Copy every line of the data that includes the string "with".

******************************

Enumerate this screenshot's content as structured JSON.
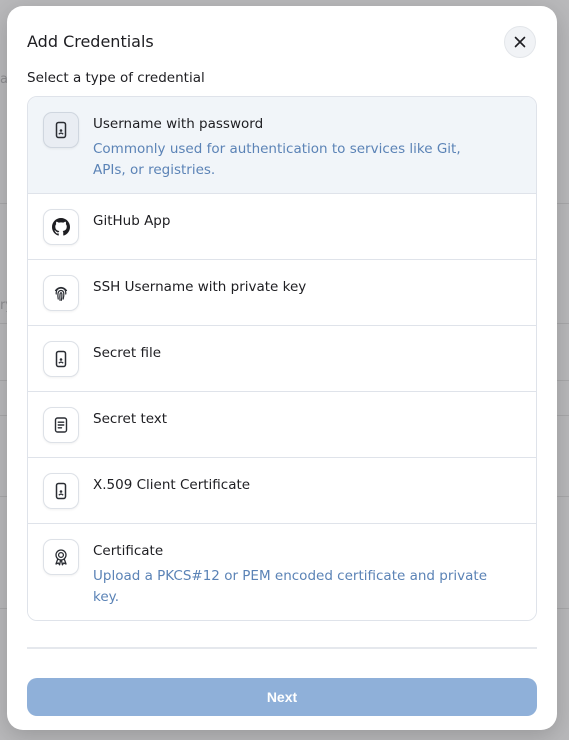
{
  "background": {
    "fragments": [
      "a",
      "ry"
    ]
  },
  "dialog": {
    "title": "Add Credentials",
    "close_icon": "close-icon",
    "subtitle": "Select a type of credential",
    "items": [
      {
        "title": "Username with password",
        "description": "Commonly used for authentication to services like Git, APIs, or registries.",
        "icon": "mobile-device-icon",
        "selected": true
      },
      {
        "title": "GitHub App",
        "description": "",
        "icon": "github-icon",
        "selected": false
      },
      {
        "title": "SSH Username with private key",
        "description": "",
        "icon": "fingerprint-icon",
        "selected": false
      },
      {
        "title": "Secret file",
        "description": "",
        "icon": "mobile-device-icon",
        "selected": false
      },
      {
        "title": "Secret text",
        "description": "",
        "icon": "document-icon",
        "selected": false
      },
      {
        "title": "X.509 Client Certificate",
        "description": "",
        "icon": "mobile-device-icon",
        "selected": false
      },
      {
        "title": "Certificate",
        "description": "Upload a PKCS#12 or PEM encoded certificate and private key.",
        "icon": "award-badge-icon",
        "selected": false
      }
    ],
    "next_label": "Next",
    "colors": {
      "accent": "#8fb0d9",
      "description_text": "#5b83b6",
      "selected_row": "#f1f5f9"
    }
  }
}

******************************

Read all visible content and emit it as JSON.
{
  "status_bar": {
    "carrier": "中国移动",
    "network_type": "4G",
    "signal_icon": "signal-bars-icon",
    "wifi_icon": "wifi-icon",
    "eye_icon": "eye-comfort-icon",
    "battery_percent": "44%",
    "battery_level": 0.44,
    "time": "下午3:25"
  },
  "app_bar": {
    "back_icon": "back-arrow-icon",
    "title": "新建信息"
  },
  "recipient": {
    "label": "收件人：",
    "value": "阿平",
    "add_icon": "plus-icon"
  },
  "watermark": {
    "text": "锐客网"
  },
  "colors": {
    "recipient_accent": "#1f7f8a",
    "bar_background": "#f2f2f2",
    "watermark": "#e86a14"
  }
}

******************************

* **SOLUTION BELOW**
        "title": "Username with password",
        "title": "SSH Username with private key",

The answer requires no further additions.